● Your instructions
Below are the records; collect from them each line containing the string "锰量的测定".

● Saved data entries

(begin)

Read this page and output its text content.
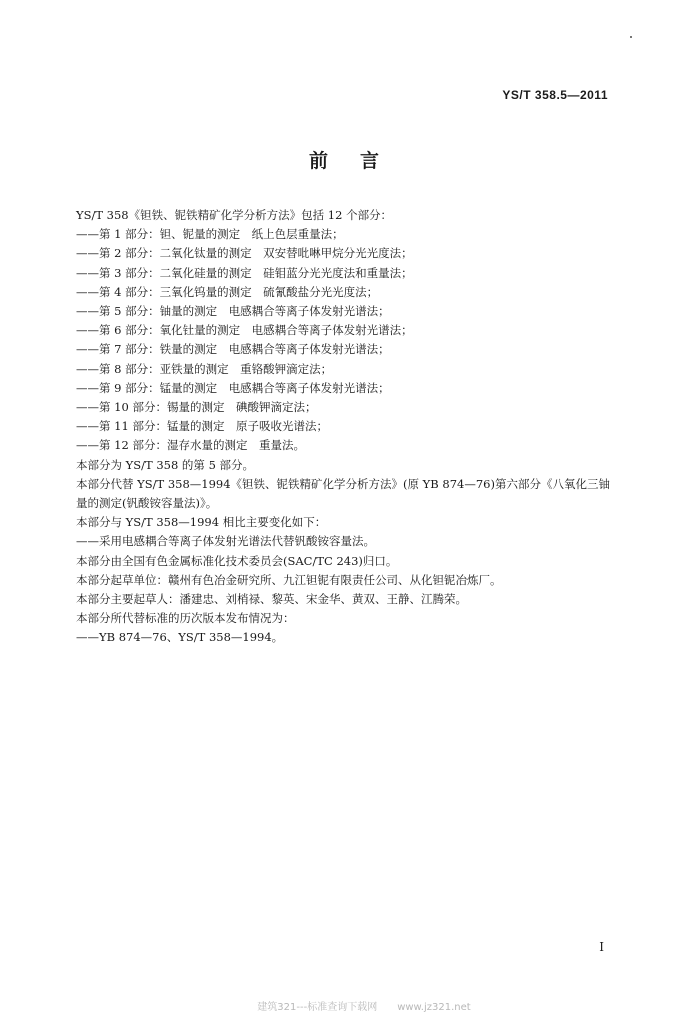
YS/T 358.5—2011
前言

YS/T 358《钽铁、铌铁精矿化学分析方法》包括 12 个部分：

——第 1 部分：钽、铌量的测定　纸上色层重量法；

——第 2 部分：二氧化钛量的测定　双安替吡啉甲烷分光光度法；

——第 3 部分：二氧化硅量的测定　硅钼蓝分光光度法和重量法；

——第 4 部分：三氧化钨量的测定　硫氰酸盐分光光度法；

——第 5 部分：铀量的测定　电感耦合等离子体发射光谱法；

——第 6 部分：氧化钍量的测定　电感耦合等离子体发射光谱法；

——第 7 部分：铁量的测定　电感耦合等离子体发射光谱法；

——第 8 部分：亚铁量的测定　重铬酸钾滴定法；

——第 9 部分：锰量的测定　电感耦合等离子体发射光谱法；

——第 10 部分：锡量的测定　碘酸钾滴定法；

——第 11 部分：锰量的测定　原子吸收光谱法；

——第 12 部分：湿存水量的测定　重量法。

本部分为 YS/T 358 的第 5 部分。

本部分代替 YS/T 358—1994《钽铁、铌铁精矿化学分析方法》(原 YB 874—76)第六部分《八氧化三铀量的测定(钒酸铵容量法)》。

本部分与 YS/T 358—1994 相比主要变化如下：

——采用电感耦合等离子体发射光谱法代替钒酸铵容量法。

本部分由全国有色金属标准化技术委员会(SAC/TC 243)归口。

本部分起草单位：赣州有色冶金研究所、九江钽铌有限责任公司、从化钽铌冶炼厂。

本部分主要起草人：潘建忠、刘梢禄、黎英、宋金华、黄双、王静、江腾荣。

本部分所代替标准的历次版本发布情况为：

——YB 874—76、YS/T 358—1994。

I
建筑321---标准查询下载网　　www.jz321.net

(end)

● The output
——第 9 部分：锰量的测定　电感耦合等离子体发射光谱法；
——第 11 部分：锰量的测定　原子吸收光谱法；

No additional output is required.